WASHINGTON, D.C., Sept. 15 - Jim Fox rode a train for three and a half days by himself from Seattle, Washington to the nation's capital just to march in protest of President Bush's policies, even though he can barely walk due to his Muscular Dystrophy.

The number one reason he was inspired to make the trip and brave the walk, the heavy police presence and the counter demonstraters was the Iraq war, he said.

"Attacking Iraq was insanity. It could kick off a nuclear, religious World War III," he said, "and probably will."

That is if the Democrats now in control of Congress don't act and Bush is not stopped.

Mr. Fox, 66, spent a number of years in the Peace Corps overseas, including stints in Bangladesh and Iran, and he said the people of Iran are especially pro-American in spite of Bush's intervention in the Middle East.

On his most recent trip to Iran just in the past few months, he said, "The Iranian people could not have been nicer. But they don't understand what the Bush administration is doing with 160,000 U.S. troops in Iraq."

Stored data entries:
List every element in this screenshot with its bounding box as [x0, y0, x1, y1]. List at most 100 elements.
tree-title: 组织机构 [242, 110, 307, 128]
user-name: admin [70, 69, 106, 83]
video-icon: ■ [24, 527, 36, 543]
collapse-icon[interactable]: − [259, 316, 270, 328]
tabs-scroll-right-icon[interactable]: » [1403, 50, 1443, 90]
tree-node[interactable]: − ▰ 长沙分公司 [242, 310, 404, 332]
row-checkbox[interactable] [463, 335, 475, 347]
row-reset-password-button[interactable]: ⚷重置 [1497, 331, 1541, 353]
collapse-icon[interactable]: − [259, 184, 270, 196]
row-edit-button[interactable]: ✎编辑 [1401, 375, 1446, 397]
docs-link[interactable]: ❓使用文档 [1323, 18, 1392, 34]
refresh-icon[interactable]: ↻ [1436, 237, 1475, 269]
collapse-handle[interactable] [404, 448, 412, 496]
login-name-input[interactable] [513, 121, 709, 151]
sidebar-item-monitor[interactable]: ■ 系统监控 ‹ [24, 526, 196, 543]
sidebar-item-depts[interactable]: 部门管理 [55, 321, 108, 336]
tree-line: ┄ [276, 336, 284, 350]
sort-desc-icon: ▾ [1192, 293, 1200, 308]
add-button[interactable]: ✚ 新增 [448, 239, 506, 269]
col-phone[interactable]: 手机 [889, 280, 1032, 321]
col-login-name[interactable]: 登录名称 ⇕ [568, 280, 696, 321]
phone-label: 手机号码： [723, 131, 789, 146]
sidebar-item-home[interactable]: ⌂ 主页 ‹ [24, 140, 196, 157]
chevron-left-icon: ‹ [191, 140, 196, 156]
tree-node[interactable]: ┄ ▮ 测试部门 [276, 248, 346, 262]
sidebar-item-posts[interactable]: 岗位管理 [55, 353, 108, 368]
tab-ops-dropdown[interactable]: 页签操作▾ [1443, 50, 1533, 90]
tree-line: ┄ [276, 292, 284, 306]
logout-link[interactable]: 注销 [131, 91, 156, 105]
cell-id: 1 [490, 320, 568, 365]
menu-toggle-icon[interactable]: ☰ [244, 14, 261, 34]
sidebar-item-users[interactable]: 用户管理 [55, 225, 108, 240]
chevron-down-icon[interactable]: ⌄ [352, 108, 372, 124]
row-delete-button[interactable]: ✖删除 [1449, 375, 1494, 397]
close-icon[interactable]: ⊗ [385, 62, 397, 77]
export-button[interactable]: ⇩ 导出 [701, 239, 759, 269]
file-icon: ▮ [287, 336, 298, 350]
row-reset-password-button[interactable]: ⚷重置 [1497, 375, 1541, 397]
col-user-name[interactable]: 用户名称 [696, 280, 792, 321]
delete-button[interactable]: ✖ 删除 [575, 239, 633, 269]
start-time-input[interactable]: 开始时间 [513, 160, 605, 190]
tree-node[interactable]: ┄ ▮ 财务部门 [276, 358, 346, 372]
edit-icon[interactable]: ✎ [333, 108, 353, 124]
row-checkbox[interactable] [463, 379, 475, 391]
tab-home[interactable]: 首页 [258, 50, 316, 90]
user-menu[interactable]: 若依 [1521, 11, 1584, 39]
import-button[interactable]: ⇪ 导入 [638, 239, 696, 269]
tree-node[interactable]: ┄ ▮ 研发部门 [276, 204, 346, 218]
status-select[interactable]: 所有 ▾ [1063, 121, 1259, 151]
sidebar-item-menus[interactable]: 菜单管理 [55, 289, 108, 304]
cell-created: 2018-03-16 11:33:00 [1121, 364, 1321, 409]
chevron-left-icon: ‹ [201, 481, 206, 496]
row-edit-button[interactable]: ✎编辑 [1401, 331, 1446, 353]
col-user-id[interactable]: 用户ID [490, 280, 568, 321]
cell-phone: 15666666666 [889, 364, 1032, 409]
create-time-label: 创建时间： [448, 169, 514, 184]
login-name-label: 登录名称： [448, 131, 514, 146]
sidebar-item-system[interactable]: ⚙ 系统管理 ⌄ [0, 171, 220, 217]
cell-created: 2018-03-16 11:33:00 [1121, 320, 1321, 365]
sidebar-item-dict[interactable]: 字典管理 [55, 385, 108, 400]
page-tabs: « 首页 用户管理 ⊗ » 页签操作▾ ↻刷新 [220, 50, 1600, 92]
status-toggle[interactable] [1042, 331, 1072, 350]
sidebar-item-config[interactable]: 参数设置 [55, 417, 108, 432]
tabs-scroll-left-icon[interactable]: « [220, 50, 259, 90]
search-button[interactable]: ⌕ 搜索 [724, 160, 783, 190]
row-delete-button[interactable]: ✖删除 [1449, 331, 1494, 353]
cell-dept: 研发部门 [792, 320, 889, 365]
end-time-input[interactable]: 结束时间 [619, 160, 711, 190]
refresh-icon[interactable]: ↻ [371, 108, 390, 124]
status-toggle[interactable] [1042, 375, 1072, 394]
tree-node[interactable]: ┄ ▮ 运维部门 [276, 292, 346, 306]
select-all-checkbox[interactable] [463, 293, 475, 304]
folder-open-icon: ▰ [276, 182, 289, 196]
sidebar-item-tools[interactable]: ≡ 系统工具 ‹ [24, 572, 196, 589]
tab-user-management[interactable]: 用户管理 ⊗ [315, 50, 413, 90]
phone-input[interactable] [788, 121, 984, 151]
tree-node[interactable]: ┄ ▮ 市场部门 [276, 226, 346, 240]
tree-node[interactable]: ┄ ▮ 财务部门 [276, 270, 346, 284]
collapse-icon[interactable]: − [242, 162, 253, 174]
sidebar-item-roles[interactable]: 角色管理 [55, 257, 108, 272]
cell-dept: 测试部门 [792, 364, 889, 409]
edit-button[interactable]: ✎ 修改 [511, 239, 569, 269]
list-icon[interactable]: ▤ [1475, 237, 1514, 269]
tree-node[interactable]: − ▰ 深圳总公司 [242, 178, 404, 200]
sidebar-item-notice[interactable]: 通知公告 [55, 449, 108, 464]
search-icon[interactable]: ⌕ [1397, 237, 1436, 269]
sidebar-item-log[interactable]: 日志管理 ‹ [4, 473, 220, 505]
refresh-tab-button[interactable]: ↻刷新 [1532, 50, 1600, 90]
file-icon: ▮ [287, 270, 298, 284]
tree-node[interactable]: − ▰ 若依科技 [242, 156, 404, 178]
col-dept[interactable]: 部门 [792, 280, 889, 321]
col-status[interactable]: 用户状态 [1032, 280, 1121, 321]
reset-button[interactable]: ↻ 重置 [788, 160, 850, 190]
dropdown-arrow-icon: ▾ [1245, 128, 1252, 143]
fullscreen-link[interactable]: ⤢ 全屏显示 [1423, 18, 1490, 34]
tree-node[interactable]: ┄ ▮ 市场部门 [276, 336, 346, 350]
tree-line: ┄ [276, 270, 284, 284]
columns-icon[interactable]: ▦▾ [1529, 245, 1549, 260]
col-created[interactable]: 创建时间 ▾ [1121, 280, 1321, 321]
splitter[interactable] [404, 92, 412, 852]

Brief A ->
Write out the article about the Washington protest march word for word, starting at "The number one" and ending at "war, he said.".
Brief B ->
In the article about the Washington protest march, how long did Jim Fox ride the train from Seattle?
Brief C ->
Write what follows the last sentence of the article about the Washington protest march.

Expected answer A ->
The number one reason he was inspired to make the trip and brave the walk, the heavy police presence and the counter demonstraters was the Iraq war, he said.

Expected answer B ->
Three and a half days.

Expected answer C ->
He has lobbied his Congressman, Rick Larson, a Democrat representing Washington State, to support impeachment proceedings against Cheney and Bush.

Larson recently told him in a letter, however, that "we will just have to agree to disagree" on that course of action.

"He sees no reason to support impeachment," Fox said. "These Democrats think they can skate into office free in 2008. But he is not getting my vote for free."

He worked for Larson before, he said. "But next time he is not getting my vote for free. I think I'll work against him."

Due to Mr. Fox's condition, which could be helped by stem cell research Bush opposes, he had to skip part of the march and take the Metro over to the Capitol for the end of the march.

In addition to his "No blood for oil" bumper sticker, he carried a 35 mm Pentax K-1000 film camera he bought in 1964 before his first stint in the Peace Corps.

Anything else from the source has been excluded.